(AIM):
Read the listing and extract each line that includes the word "into".

(MATERIAL PROVIDED):
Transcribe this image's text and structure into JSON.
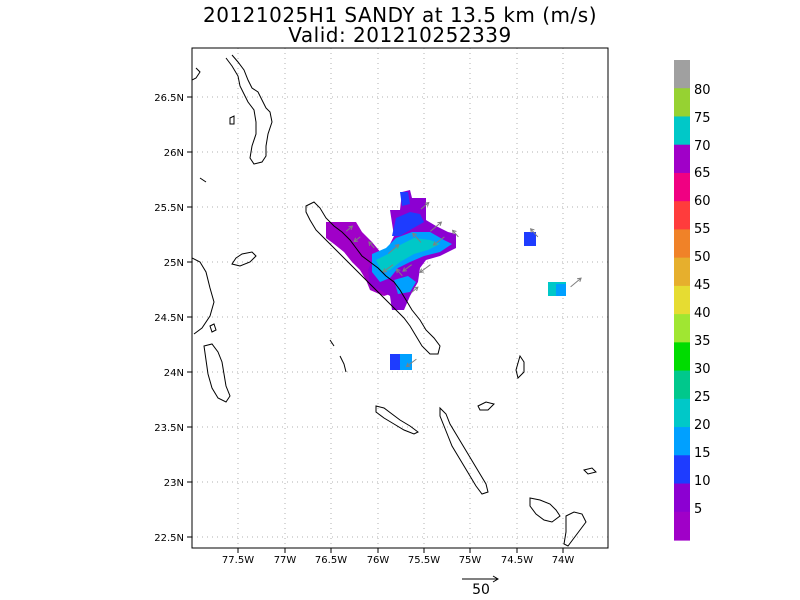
{
  "title": "20121025H1 SANDY at 13.5 km (m/s)",
  "subtitle": "Valid: 201210252339",
  "lat_ticks": [
    "26.5N",
    "26N",
    "25.5N",
    "25N",
    "24.5N",
    "24N",
    "23.5N",
    "23N",
    "22.5N"
  ],
  "lon_ticks": [
    "77.5W",
    "77W",
    "76.5W",
    "76W",
    "75.5W",
    "75W",
    "74.5W",
    "74W"
  ],
  "colorbar": {
    "labels": [
      "80",
      "75",
      "70",
      "65",
      "60",
      "55",
      "50",
      "45",
      "40",
      "35",
      "30",
      "25",
      "20",
      "15",
      "10",
      "5"
    ],
    "colors": [
      "#a0a0a0",
      "#96d232",
      "#00c8c8",
      "#a000c8",
      "#f00082",
      "#ff3c3c",
      "#f08228",
      "#e6af2d",
      "#e6dc32",
      "#a0e632",
      "#00dc00",
      "#00c88c",
      "#00c8c8",
      "#00a0ff",
      "#1e3cff",
      "#8c00d2",
      "#a000c8"
    ]
  },
  "vector_scale_label": "50",
  "chart_data": {
    "type": "heatmap",
    "title": "20121025H1 SANDY at 13.5 km (m/s)",
    "subtitle": "Valid: 201210252339",
    "xlim": [
      -78.1,
      -73.65
    ],
    "ylim": [
      22.4,
      26.9
    ],
    "units": "m/s",
    "grid": true,
    "wind_cells": [
      {
        "lon": -76.45,
        "lat": 25.25,
        "speed": 6
      },
      {
        "lon": -76.3,
        "lat": 25.2,
        "speed": 5
      },
      {
        "lon": -76.15,
        "lat": 25.1,
        "speed": 6
      },
      {
        "lon": -76.0,
        "lat": 25.05,
        "speed": 22
      },
      {
        "lon": -75.95,
        "lat": 24.95,
        "speed": 18
      },
      {
        "lon": -75.85,
        "lat": 24.85,
        "speed": 8
      },
      {
        "lon": -75.75,
        "lat": 24.7,
        "speed": 6
      },
      {
        "lon": -75.75,
        "lat": 24.95,
        "speed": 14
      },
      {
        "lon": -75.65,
        "lat": 25.15,
        "speed": 18
      },
      {
        "lon": -75.55,
        "lat": 25.25,
        "speed": 24
      },
      {
        "lon": -75.4,
        "lat": 25.2,
        "speed": 22
      },
      {
        "lon": -75.25,
        "lat": 25.2,
        "speed": 8
      },
      {
        "lon": -75.65,
        "lat": 25.45,
        "speed": 12
      },
      {
        "lon": -75.55,
        "lat": 24.95,
        "speed": 20
      },
      {
        "lon": -74.4,
        "lat": 25.2,
        "speed": 14
      },
      {
        "lon": -74.05,
        "lat": 24.75,
        "speed": 22
      },
      {
        "lon": -75.7,
        "lat": 24.1,
        "speed": 18
      }
    ]
  }
}
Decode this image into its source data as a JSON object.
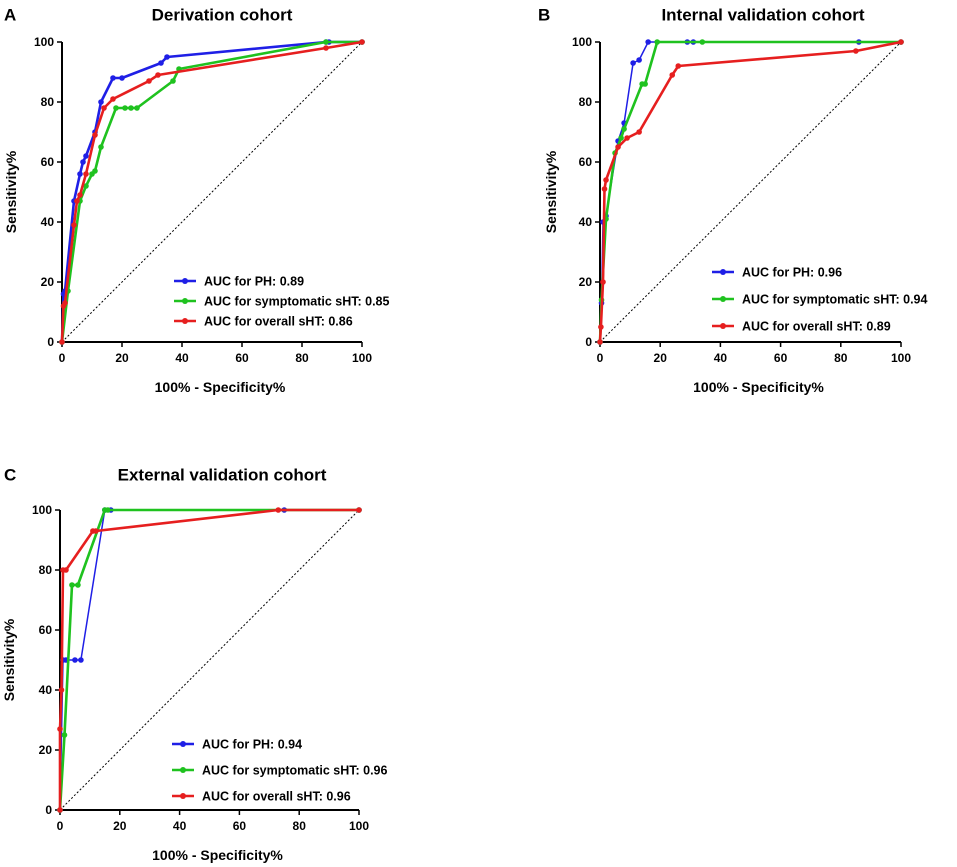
{
  "chart_data": [
    {
      "type": "line",
      "panel_label": "A",
      "title": "Derivation cohort",
      "xlabel": "100% - Specificity%",
      "ylabel": "Sensitivity%",
      "xlim": [
        0,
        100
      ],
      "ylim": [
        0,
        100
      ],
      "xticks": [
        "0",
        "20",
        "40",
        "60",
        "80",
        "100"
      ],
      "yticks": [
        "0",
        "20",
        "40",
        "60",
        "80",
        "100"
      ],
      "reference_line": "diagonal",
      "legend_position": "bottom-right",
      "series": [
        {
          "name": "AUC for PH: 0.89",
          "color": "#1f1fe6",
          "x": [
            0,
            0.5,
            1,
            4,
            6,
            7,
            8,
            11,
            13,
            17,
            20,
            33,
            35,
            88,
            89,
            100
          ],
          "y": [
            0,
            16,
            17,
            47,
            56,
            60,
            62,
            70,
            80,
            88,
            88,
            93,
            95,
            100,
            100,
            100
          ]
        },
        {
          "name": "AUC for symptomatic sHT: 0.85",
          "color": "#1fc21f",
          "x": [
            0,
            2,
            6,
            8,
            10,
            11,
            13,
            18,
            21,
            23,
            25,
            37,
            39,
            88,
            100
          ],
          "y": [
            0,
            17,
            47,
            52,
            56,
            57,
            65,
            78,
            78,
            78,
            78,
            87,
            91,
            100,
            100
          ]
        },
        {
          "name": "AUC for overall sHT: 0.86",
          "color": "#e61f1f",
          "x": [
            0,
            0.5,
            1,
            4,
            5,
            6,
            8,
            11,
            14,
            17,
            29,
            32,
            88,
            100
          ],
          "y": [
            0,
            12,
            13,
            39,
            47,
            49,
            56,
            69,
            78,
            81,
            87,
            89,
            98,
            100
          ]
        }
      ]
    },
    {
      "type": "line",
      "panel_label": "B",
      "title": "Internal validation cohort",
      "xlabel": "100% - Specificity%",
      "ylabel": "Sensitivity%",
      "xlim": [
        0,
        100
      ],
      "ylim": [
        0,
        100
      ],
      "xticks": [
        "0",
        "20",
        "40",
        "60",
        "80",
        "100"
      ],
      "yticks": [
        "0",
        "20",
        "40",
        "60",
        "80",
        "100"
      ],
      "reference_line": "diagonal",
      "legend_position": "bottom-right",
      "series": [
        {
          "name": "AUC for PH: 0.96",
          "color": "#1f1fe6",
          "x": [
            0,
            0.5,
            1,
            2,
            6,
            8,
            11,
            13,
            16,
            29,
            31,
            86,
            100
          ],
          "y": [
            0,
            13,
            40,
            42,
            67,
            73,
            93,
            94,
            100,
            100,
            100,
            100,
            100
          ]
        },
        {
          "name": "AUC for symptomatic sHT: 0.94",
          "color": "#1fc21f",
          "x": [
            0,
            0.5,
            2,
            5,
            7,
            8,
            14,
            15,
            19,
            34,
            100
          ],
          "y": [
            0,
            14,
            41,
            63,
            68,
            71,
            86,
            86,
            100,
            100,
            100
          ]
        },
        {
          "name": "AUC for overall sHT: 0.89",
          "color": "#e61f1f",
          "x": [
            0,
            0.3,
            1,
            1.5,
            2,
            6,
            9,
            13,
            24,
            26,
            85,
            100
          ],
          "y": [
            0,
            5,
            20,
            51,
            54,
            65,
            68,
            70,
            89,
            92,
            97,
            100
          ]
        }
      ]
    },
    {
      "type": "line",
      "panel_label": "C",
      "title": "External validation cohort",
      "xlabel": "100% - Specificity%",
      "ylabel": "Sensitivity%",
      "xlim": [
        0,
        100
      ],
      "ylim": [
        0,
        100
      ],
      "xticks": [
        "0",
        "20",
        "40",
        "60",
        "80",
        "100"
      ],
      "yticks": [
        "0",
        "20",
        "40",
        "60",
        "80",
        "100"
      ],
      "reference_line": "diagonal",
      "legend_position": "bottom-right",
      "series": [
        {
          "name": "AUC for PH: 0.94",
          "color": "#1f1fe6",
          "x": [
            0,
            1,
            2,
            5,
            7,
            15,
            17,
            75,
            100
          ],
          "y": [
            0,
            50,
            50,
            50,
            50,
            100,
            100,
            100,
            100
          ]
        },
        {
          "name": "AUC for symptomatic sHT: 0.96",
          "color": "#1fc21f",
          "x": [
            0,
            1.5,
            4,
            6,
            15,
            16,
            100
          ],
          "y": [
            0,
            25,
            75,
            75,
            100,
            100,
            100
          ]
        },
        {
          "name": "AUC for overall sHT: 0.96",
          "color": "#e61f1f",
          "x": [
            0,
            0,
            0.5,
            1,
            2,
            11,
            12,
            73,
            100
          ],
          "y": [
            0,
            27,
            40,
            80,
            80,
            93,
            93,
            100,
            100
          ]
        }
      ]
    }
  ]
}
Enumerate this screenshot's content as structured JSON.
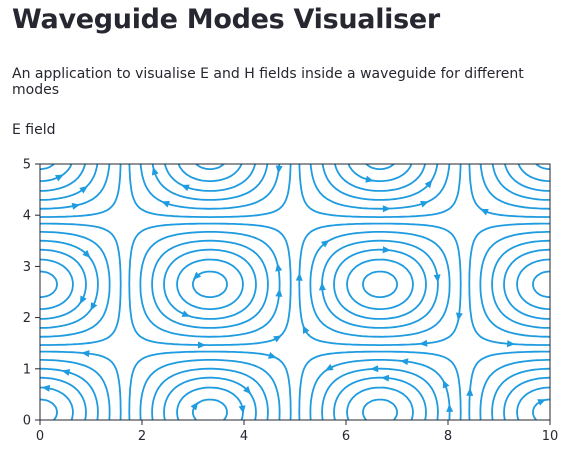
{
  "app": {
    "title": "Waveguide Modes Visualiser",
    "subtitle": "An application to visualise E and H fields inside a waveguide for different modes",
    "section_label": "E field"
  },
  "chart_data": {
    "type": "streamplot",
    "title": "",
    "xlabel": "",
    "ylabel": "",
    "xlim": [
      0,
      10
    ],
    "ylim": [
      0,
      5
    ],
    "x_ticks": [
      0,
      2,
      4,
      6,
      8,
      10
    ],
    "y_ticks": [
      0,
      1,
      2,
      3,
      4,
      5
    ],
    "grid": false,
    "line_color": "#1f9be0",
    "cells_x": 3,
    "cells_y": 2,
    "vortex_centers": [
      {
        "x": 0,
        "y": 3.5
      },
      {
        "x": 3.35,
        "y": 3.35
      },
      {
        "x": 6.65,
        "y": 3.4
      },
      {
        "x": 10,
        "y": 3.5
      },
      {
        "x": 0,
        "y": 1.7
      },
      {
        "x": 3.35,
        "y": 1.7
      },
      {
        "x": 6.65,
        "y": 1.7
      },
      {
        "x": 10,
        "y": 1.7
      },
      {
        "x": 3.35,
        "y": 0
      },
      {
        "x": 6.65,
        "y": 0
      },
      {
        "x": 3.35,
        "y": 5
      },
      {
        "x": 6.65,
        "y": 5
      }
    ]
  }
}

(FINAL RESULT):
Transcribe this image's text and structure into JSON.
Decode this image into its source data as a JSON object.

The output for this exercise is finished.